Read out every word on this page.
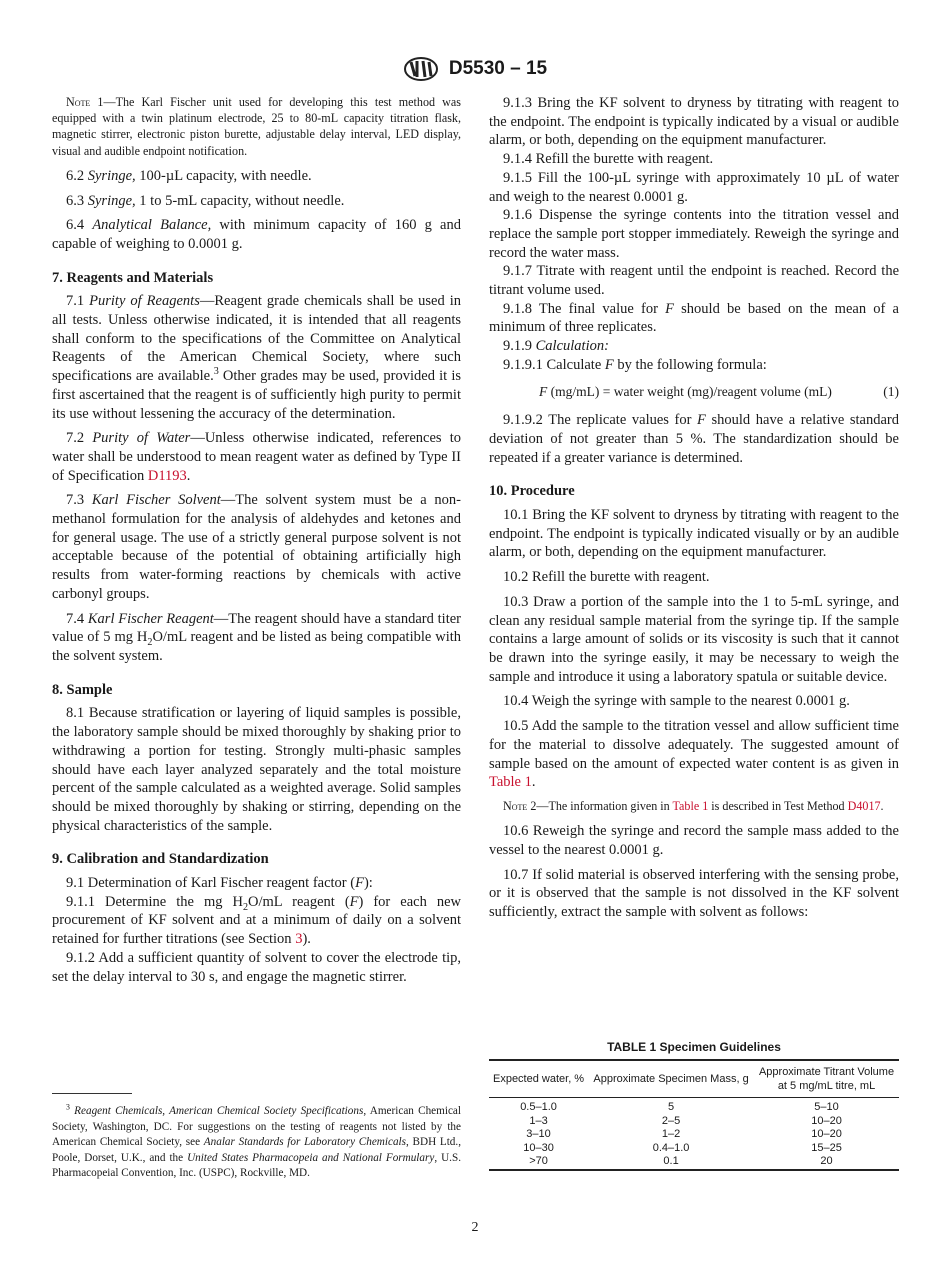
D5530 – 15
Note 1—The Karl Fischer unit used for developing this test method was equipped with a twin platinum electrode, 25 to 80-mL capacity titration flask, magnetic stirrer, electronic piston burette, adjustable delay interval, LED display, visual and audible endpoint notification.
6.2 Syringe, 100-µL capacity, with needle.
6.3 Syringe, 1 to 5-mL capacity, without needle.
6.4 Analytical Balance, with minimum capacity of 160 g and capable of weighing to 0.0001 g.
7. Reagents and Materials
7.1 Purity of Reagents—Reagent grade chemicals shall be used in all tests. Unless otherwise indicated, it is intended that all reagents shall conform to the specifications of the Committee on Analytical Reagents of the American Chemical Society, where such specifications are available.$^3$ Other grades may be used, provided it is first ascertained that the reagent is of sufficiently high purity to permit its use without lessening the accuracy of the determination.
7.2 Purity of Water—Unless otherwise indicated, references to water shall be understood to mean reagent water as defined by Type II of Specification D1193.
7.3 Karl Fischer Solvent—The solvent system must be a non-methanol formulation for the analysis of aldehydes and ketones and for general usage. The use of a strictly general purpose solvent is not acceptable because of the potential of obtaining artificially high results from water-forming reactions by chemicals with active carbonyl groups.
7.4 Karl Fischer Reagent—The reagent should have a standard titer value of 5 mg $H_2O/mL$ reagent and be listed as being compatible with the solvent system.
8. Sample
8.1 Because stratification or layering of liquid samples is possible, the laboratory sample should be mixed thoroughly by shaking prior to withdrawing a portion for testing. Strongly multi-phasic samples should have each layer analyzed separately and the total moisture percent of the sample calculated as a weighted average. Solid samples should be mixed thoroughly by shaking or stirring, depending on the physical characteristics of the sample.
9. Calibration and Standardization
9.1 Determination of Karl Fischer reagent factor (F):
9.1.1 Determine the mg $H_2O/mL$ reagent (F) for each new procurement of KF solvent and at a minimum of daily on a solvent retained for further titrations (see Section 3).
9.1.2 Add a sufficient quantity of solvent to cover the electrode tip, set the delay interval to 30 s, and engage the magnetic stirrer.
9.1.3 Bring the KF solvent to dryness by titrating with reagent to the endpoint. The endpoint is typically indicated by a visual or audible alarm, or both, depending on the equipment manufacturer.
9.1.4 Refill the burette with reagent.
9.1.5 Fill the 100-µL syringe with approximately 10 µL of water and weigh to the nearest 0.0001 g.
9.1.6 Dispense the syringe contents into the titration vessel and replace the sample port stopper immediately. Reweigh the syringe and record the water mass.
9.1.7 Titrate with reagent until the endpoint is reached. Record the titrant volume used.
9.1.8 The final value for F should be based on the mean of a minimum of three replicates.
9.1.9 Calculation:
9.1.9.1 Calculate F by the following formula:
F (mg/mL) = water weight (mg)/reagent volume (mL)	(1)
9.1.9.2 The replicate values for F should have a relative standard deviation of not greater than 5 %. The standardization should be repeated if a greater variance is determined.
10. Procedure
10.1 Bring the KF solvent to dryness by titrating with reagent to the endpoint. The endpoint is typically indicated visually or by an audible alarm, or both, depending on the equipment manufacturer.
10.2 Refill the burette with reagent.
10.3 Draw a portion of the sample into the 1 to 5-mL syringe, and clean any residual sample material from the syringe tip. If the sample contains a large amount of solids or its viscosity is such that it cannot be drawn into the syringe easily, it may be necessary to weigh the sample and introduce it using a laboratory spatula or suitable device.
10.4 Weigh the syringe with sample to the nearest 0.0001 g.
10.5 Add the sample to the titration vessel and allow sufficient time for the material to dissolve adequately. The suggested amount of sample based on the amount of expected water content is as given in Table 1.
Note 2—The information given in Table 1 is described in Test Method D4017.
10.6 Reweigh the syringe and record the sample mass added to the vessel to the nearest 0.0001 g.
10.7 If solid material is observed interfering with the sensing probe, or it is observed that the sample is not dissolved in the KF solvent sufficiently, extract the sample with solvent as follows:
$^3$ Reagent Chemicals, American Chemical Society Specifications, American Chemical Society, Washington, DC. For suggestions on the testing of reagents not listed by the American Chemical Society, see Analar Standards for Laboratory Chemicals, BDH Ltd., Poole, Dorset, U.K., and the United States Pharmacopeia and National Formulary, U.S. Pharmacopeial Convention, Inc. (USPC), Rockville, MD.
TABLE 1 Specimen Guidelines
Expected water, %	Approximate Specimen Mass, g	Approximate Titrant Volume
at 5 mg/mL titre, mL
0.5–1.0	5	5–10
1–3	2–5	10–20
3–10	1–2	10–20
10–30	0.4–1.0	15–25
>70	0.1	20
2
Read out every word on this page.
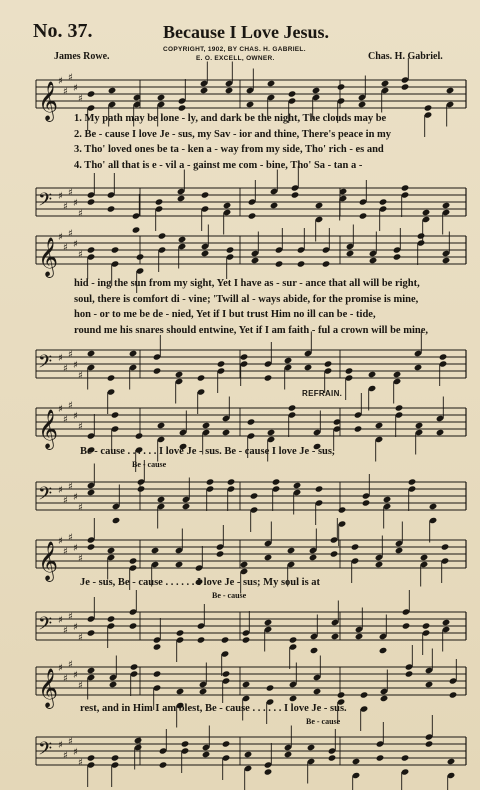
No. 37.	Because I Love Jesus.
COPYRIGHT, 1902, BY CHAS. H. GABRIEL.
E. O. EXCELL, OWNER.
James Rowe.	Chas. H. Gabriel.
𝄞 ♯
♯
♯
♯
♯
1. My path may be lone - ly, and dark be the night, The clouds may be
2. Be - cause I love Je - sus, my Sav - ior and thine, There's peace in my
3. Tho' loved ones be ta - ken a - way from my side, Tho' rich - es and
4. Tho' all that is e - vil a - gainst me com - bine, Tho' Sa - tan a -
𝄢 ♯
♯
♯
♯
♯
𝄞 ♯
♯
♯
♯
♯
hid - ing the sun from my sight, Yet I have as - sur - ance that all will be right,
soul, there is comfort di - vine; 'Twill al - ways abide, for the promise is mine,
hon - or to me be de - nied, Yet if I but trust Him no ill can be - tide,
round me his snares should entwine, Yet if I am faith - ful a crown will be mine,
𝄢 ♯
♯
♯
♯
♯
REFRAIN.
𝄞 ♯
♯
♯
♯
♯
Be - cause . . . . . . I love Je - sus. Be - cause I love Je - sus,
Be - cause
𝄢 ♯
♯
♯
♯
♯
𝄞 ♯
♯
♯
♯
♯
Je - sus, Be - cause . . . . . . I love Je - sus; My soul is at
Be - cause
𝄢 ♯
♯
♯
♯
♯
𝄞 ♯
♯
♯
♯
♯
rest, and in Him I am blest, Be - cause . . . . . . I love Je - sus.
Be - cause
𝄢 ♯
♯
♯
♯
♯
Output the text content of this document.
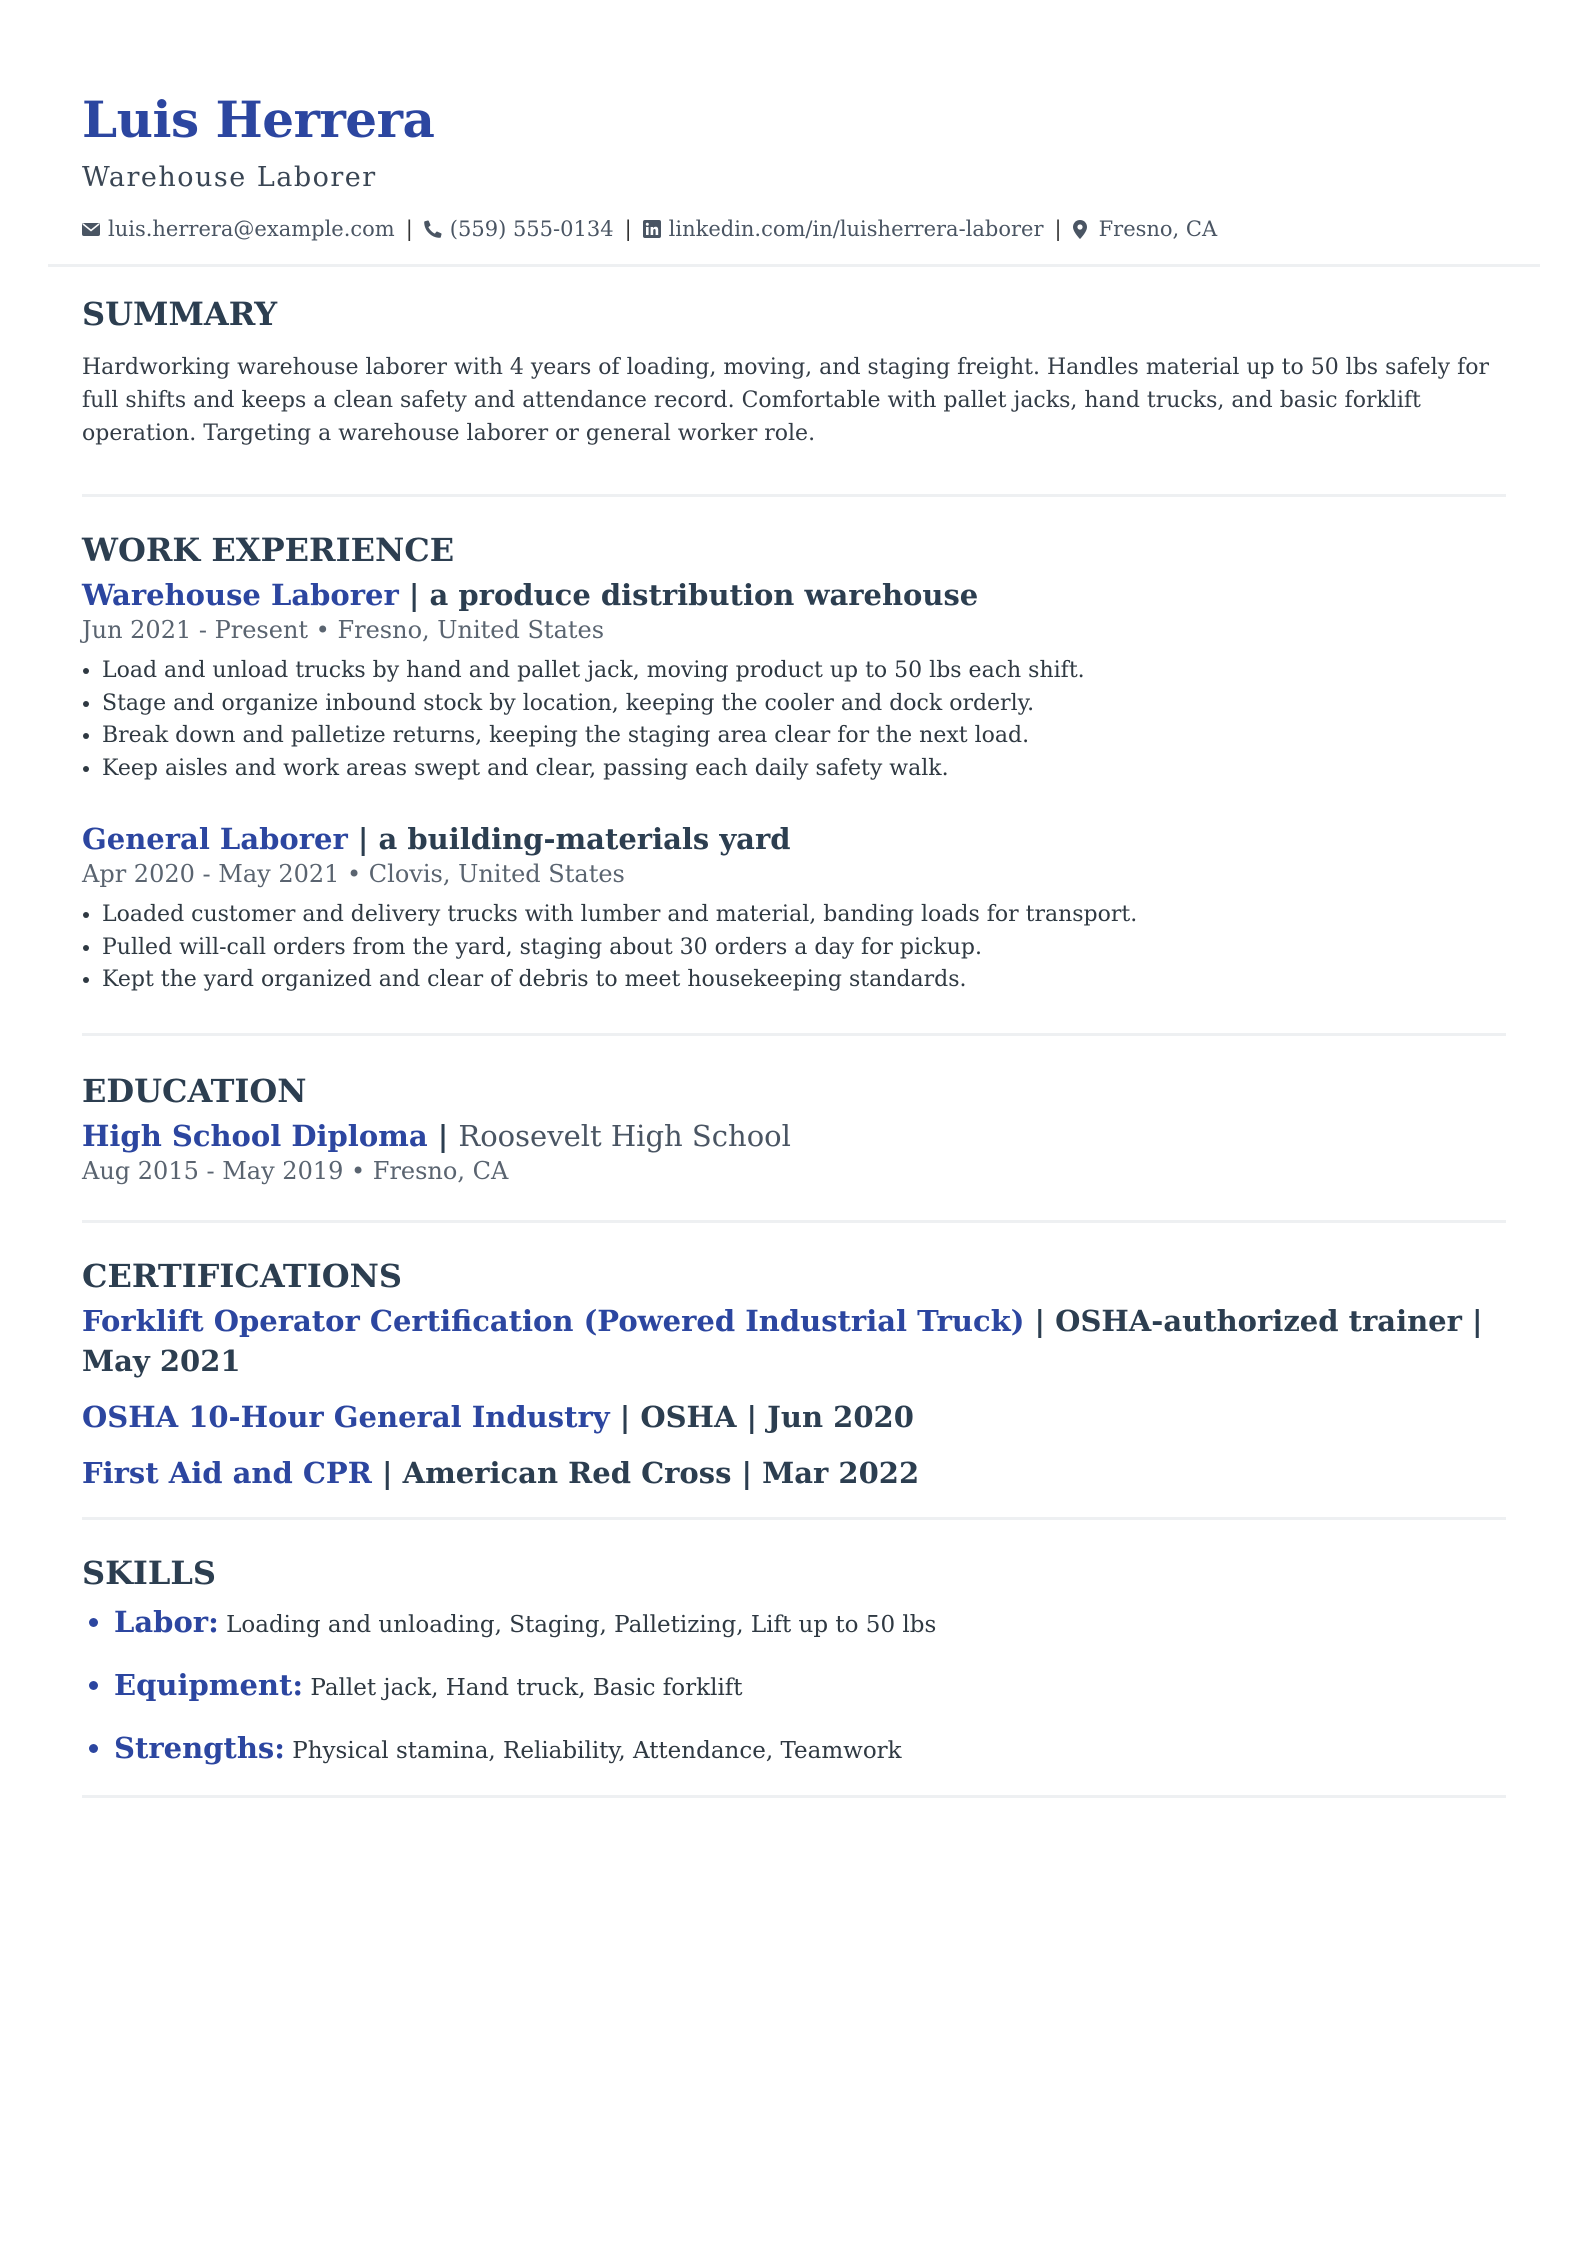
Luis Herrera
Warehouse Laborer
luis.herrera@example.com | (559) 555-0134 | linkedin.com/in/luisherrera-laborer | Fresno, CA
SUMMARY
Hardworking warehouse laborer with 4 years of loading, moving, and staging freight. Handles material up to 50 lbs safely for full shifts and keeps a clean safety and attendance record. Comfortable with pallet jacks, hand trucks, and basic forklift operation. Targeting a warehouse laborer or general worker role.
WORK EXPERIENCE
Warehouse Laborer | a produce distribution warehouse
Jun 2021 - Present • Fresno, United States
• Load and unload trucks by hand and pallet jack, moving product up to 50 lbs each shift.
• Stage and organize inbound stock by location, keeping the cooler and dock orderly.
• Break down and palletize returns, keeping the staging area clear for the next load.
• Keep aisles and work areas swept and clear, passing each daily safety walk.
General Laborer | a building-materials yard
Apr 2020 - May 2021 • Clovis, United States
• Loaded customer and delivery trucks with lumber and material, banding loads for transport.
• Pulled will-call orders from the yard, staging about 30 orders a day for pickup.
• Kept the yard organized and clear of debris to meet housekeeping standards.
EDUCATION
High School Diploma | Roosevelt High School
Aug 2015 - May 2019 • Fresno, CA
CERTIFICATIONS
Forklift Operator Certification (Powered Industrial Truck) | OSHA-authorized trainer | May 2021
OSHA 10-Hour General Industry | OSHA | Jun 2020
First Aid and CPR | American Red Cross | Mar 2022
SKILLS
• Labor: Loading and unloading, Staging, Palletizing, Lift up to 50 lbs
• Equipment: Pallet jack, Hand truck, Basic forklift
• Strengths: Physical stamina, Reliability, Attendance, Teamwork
════
▶ **Exercise requirements**
Keep only the lines that hold the string "have", and copy them out.

▶ **Reply to the task**
7.4 Karl Fischer Reagent—The reagent should have a standard titer value of 5 mg $H_2O/mL$ reagent and be listed as being compatible with the solvent system.
8.1 Because stratification or layering of liquid samples is possible, the laboratory sample should be mixed thoroughly by shaking prior to withdrawing a portion for testing. Strongly multi-phasic samples should have each layer analyzed separately and the total moisture percent of the sample calculated as a weighted average. Solid samples should be mixed thoroughly by shaking or stirring, depending on the physical characteristics of the sample.
9.1.9.2 The replicate values for F should have a relative standard deviation of not greater than 5 %. The standardization should be repeated if a greater variance is determined.
hid - ing the sun from my sight, Yet I have as - sur - ance that all will be right,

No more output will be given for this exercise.